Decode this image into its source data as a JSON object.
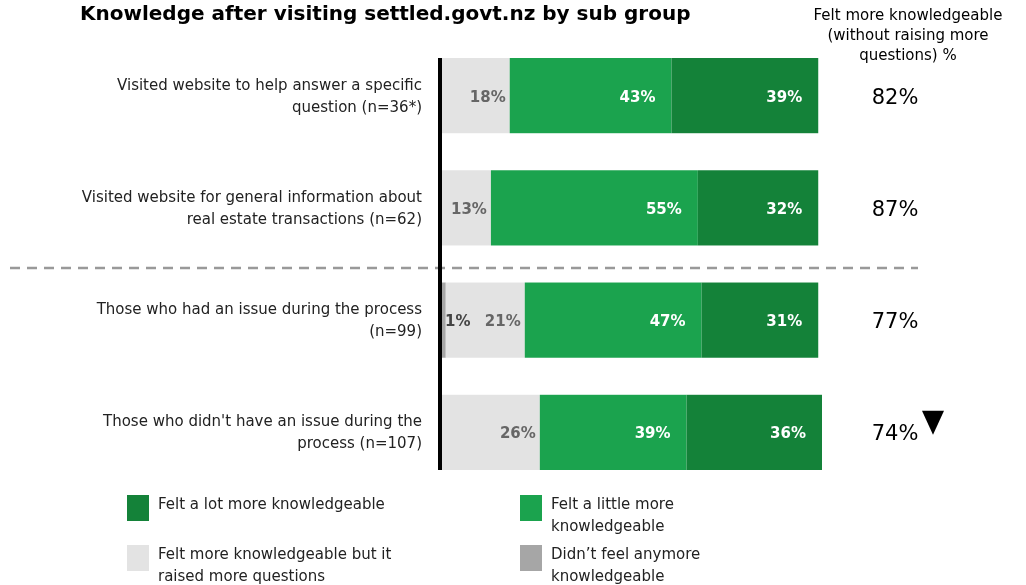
{
  "chart_data": {
    "type": "bar",
    "orientation": "horizontal",
    "stacked": true,
    "title": "Knowledge after visiting settled.govt.nz by sub group",
    "categories": [
      "Visited website to help answer a specific question (n=36*)",
      "Visited website for general information about real estate transactions (n=62)",
      "Those who had an issue during the process (n=99)",
      "Those who didn't have an issue during the process (n=107)"
    ],
    "series": [
      {
        "name": "Didn’t feel anymore knowledgeable",
        "color": "#a6a6a6",
        "values": [
          0,
          0,
          1,
          0
        ],
        "value_labels": [
          null,
          null,
          "1%",
          null
        ]
      },
      {
        "name": "Felt more knowledgeable but it raised more questions",
        "color": "#e3e3e3",
        "values": [
          18,
          13,
          21,
          26
        ],
        "value_labels": [
          "18%",
          "13%",
          "21%",
          "26%"
        ]
      },
      {
        "name": "Felt a little more knowledgeable",
        "color": "#1ba34e",
        "values": [
          43,
          55,
          47,
          39
        ],
        "value_labels": [
          "43%",
          "55%",
          "47%",
          "39%"
        ]
      },
      {
        "name": "Felt a lot more knowledgeable",
        "color": "#148239",
        "values": [
          39,
          32,
          31,
          36
        ],
        "value_labels": [
          "39%",
          "32%",
          "31%",
          "36%"
        ]
      }
    ],
    "xlim": [
      0,
      101
    ],
    "tick_labels": "y",
    "legend": "bottom",
    "annotations": [
      "Felt more knowledgeable (without raising more questions) %",
      "82%",
      "87%",
      "77%",
      "74%"
    ]
  }
}
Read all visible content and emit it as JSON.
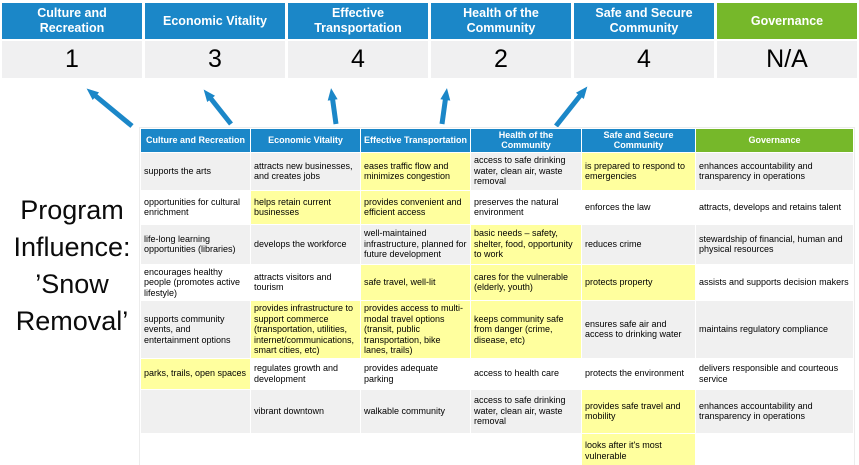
{
  "colors": {
    "blue": "#1b87c8",
    "green": "#76b82a",
    "highlight": "#ffff9e",
    "row_alt": "#f0f0f0",
    "score_bg": "#f0f0f1"
  },
  "program_label": "Program Influence: ’Snow Removal’",
  "summary": {
    "pillars": [
      {
        "label": "Culture and Recreation",
        "score": "1",
        "header_color": "blue"
      },
      {
        "label": "Economic Vitality",
        "score": "3",
        "header_color": "blue"
      },
      {
        "label": "Effective Transportation",
        "score": "4",
        "header_color": "blue"
      },
      {
        "label": "Health of the Community",
        "score": "2",
        "header_color": "blue"
      },
      {
        "label": "Safe and Secure Community",
        "score": "4",
        "header_color": "blue"
      },
      {
        "label": "Governance",
        "score": "N/A",
        "header_color": "green"
      }
    ]
  },
  "arrows": [
    "up-left",
    "up-left",
    "up",
    "up",
    "up-right"
  ],
  "table": {
    "headers": [
      {
        "label": "Culture and Recreation",
        "color": "blue"
      },
      {
        "label": "Economic Vitality",
        "color": "blue"
      },
      {
        "label": "Effective Transportation",
        "color": "blue"
      },
      {
        "label": "Health of the Community",
        "color": "blue"
      },
      {
        "label": "Safe and Secure Community",
        "color": "blue"
      },
      {
        "label": "Governance",
        "color": "green"
      }
    ],
    "rows": [
      [
        {
          "text": "supports the arts",
          "highlight": false
        },
        {
          "text": "attracts new businesses, and creates jobs",
          "highlight": false
        },
        {
          "text": "eases traffic flow and minimizes congestion",
          "highlight": true
        },
        {
          "text": "access to safe drinking water, clean air, waste removal",
          "highlight": false
        },
        {
          "text": "is prepared to respond to emergencies",
          "highlight": true
        },
        {
          "text": "enhances accountability and transparency in operations",
          "highlight": false
        }
      ],
      [
        {
          "text": "opportunities for cultural enrichment",
          "highlight": false
        },
        {
          "text": "helps retain current businesses",
          "highlight": true
        },
        {
          "text": "provides convenient and efficient access",
          "highlight": true
        },
        {
          "text": "preserves the natural environment",
          "highlight": false
        },
        {
          "text": "enforces the law",
          "highlight": false
        },
        {
          "text": "attracts, develops and retains talent",
          "highlight": false
        }
      ],
      [
        {
          "text": "life-long learning opportunities (libraries)",
          "highlight": false
        },
        {
          "text": "develops the workforce",
          "highlight": false
        },
        {
          "text": "well-maintained infrastructure, planned for future development",
          "highlight": false
        },
        {
          "text": "basic needs – safety, shelter, food, opportunity to work",
          "highlight": true
        },
        {
          "text": "reduces crime",
          "highlight": false
        },
        {
          "text": "stewardship of financial, human and physical resources",
          "highlight": false
        }
      ],
      [
        {
          "text": "encourages healthy people (promotes active lifestyle)",
          "highlight": false
        },
        {
          "text": "attracts visitors and tourism",
          "highlight": false
        },
        {
          "text": "safe travel, well-lit",
          "highlight": true
        },
        {
          "text": "cares for the vulnerable (elderly, youth)",
          "highlight": true
        },
        {
          "text": "protects property",
          "highlight": true
        },
        {
          "text": "assists and supports decision makers",
          "highlight": false
        }
      ],
      [
        {
          "text": "supports community events, and entertainment options",
          "highlight": false
        },
        {
          "text": "provides infrastructure to support commerce (transportation, utilities, internet/communications, smart cities, etc)",
          "highlight": true
        },
        {
          "text": "provides access to multi-modal travel options (transit, public transportation, bike lanes, trails)",
          "highlight": true
        },
        {
          "text": "keeps community safe from danger (crime, disease, etc)",
          "highlight": true
        },
        {
          "text": "ensures safe air and access to drinking water",
          "highlight": false
        },
        {
          "text": "maintains regulatory compliance",
          "highlight": false
        }
      ],
      [
        {
          "text": "parks, trails, open spaces",
          "highlight": true
        },
        {
          "text": "regulates growth and development",
          "highlight": false
        },
        {
          "text": "provides adequate parking",
          "highlight": false
        },
        {
          "text": "access to health care",
          "highlight": false
        },
        {
          "text": "protects the environment",
          "highlight": false
        },
        {
          "text": "delivers responsible and courteous service",
          "highlight": false
        }
      ],
      [
        {
          "text": "",
          "highlight": false
        },
        {
          "text": "vibrant downtown",
          "highlight": false
        },
        {
          "text": "walkable community",
          "highlight": false
        },
        {
          "text": "access to safe drinking water, clean air, waste removal",
          "highlight": false
        },
        {
          "text": "provides safe travel and mobility",
          "highlight": true
        },
        {
          "text": "enhances accountability and transparency in operations",
          "highlight": false
        }
      ],
      [
        {
          "text": "",
          "highlight": false
        },
        {
          "text": "",
          "highlight": false
        },
        {
          "text": "",
          "highlight": false
        },
        {
          "text": "",
          "highlight": false
        },
        {
          "text": "looks after it's most vulnerable",
          "highlight": true
        },
        {
          "text": "",
          "highlight": false
        }
      ]
    ]
  }
}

-----

Count how many lines include the string "well". Nothing but the number is needed.

◆ ANSWER FOR THIS EXERCISE
2